- _To be done_
Find and copy lines holding "Total".
**** Dataset excerpts ****
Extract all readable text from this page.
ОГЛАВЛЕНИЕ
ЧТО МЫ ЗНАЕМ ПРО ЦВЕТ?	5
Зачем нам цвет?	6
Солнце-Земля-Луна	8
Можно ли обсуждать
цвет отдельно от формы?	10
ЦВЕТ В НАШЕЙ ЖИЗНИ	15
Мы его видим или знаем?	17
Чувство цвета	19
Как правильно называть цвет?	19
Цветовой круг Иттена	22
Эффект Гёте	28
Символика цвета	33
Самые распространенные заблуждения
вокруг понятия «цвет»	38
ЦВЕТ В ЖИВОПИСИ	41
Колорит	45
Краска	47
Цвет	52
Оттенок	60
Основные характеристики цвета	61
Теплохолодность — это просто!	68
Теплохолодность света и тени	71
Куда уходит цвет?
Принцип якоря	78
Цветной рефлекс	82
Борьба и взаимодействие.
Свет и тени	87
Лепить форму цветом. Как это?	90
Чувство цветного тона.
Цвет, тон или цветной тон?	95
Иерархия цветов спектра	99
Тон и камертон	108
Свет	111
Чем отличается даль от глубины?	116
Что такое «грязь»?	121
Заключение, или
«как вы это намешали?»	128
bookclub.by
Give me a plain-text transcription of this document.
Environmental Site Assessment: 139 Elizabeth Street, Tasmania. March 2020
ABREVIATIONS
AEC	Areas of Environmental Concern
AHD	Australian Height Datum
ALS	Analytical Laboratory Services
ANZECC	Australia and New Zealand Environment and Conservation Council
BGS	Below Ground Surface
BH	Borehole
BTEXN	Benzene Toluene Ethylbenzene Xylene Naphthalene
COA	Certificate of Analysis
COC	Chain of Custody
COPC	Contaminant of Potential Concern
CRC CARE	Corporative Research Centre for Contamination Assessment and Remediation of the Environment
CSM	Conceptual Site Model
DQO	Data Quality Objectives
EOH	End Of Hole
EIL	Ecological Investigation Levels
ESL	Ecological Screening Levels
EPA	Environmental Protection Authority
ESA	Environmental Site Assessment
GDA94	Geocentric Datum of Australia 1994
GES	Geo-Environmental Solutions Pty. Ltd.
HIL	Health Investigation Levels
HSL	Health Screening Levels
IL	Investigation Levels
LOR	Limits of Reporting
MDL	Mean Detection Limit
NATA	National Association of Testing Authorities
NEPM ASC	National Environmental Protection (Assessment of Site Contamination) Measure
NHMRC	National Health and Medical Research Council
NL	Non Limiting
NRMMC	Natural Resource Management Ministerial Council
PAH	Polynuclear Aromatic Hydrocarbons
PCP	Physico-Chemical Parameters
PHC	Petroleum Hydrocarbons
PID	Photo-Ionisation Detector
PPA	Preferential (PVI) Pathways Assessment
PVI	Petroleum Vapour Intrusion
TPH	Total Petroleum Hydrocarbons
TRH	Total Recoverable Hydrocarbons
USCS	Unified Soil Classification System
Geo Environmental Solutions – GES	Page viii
****
- _The reply_
TPH	Total Petroleum Hydrocarbons
TRH	Total Recoverable Hydrocarbons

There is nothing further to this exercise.